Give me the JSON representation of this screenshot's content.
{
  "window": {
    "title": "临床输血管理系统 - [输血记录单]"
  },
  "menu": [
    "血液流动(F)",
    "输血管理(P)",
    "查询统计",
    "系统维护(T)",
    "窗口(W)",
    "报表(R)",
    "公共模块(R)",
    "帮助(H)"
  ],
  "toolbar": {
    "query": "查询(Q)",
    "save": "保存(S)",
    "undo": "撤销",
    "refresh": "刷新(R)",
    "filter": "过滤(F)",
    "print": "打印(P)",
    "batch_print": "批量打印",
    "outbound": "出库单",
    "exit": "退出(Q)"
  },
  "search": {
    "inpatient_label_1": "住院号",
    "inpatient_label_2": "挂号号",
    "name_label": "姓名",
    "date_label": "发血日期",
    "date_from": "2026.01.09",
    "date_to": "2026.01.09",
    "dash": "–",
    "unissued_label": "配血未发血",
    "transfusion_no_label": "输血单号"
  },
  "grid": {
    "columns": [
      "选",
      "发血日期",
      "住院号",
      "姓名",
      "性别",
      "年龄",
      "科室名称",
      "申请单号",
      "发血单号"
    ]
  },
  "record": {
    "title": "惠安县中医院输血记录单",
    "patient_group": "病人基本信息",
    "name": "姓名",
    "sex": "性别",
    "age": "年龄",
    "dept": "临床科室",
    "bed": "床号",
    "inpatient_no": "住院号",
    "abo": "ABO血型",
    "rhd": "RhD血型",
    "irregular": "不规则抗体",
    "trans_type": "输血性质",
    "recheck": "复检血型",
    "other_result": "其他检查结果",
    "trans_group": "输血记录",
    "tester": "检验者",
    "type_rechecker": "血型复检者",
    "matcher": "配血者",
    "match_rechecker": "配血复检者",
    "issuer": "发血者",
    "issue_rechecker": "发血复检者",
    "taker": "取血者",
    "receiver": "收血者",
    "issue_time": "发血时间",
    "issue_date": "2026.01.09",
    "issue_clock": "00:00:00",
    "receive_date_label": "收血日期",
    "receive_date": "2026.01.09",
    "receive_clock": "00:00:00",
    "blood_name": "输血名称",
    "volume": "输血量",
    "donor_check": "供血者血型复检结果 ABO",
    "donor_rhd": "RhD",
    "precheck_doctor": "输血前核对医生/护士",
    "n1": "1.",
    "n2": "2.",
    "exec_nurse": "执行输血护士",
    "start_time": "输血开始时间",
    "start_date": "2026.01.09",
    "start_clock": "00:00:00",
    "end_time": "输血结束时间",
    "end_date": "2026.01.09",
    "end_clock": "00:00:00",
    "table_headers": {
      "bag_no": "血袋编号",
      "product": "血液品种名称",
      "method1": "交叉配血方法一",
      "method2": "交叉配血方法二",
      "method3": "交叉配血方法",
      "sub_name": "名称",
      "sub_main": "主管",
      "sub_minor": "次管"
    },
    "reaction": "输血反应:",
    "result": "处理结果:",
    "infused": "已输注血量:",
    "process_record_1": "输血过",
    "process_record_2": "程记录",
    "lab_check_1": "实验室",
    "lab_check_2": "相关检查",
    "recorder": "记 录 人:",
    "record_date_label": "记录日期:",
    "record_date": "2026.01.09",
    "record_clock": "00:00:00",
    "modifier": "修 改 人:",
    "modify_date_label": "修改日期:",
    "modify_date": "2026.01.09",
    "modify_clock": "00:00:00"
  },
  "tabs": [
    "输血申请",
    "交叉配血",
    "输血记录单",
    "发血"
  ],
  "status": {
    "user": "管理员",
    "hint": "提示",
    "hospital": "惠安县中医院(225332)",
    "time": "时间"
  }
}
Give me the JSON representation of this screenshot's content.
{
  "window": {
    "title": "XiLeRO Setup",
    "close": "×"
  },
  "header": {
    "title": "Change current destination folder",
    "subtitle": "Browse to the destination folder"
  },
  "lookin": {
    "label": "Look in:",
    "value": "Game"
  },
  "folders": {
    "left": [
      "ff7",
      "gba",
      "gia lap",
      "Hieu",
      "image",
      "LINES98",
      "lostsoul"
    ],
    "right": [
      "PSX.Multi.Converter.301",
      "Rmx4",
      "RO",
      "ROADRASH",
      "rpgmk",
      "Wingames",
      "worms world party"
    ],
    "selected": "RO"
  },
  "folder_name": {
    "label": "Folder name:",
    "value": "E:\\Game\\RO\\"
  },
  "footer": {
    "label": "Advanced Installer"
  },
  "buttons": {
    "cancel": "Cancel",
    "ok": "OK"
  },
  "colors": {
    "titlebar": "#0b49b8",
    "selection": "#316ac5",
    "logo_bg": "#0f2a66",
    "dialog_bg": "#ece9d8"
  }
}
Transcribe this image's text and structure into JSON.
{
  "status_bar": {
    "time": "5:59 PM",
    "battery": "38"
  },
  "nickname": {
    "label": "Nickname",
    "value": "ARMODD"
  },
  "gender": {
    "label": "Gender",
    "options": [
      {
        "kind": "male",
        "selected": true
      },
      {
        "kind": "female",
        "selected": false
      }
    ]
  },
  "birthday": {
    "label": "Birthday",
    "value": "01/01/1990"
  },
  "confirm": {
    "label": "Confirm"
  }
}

☆ ☆ ☆ ☆

**WHAT IS BEING ASKED:**
Only lines with "image" are wanted here; list each of them.

**SOLUTION TO THE PROBLEM:**
      "image",
Transcribe this image's text and structure into JSON.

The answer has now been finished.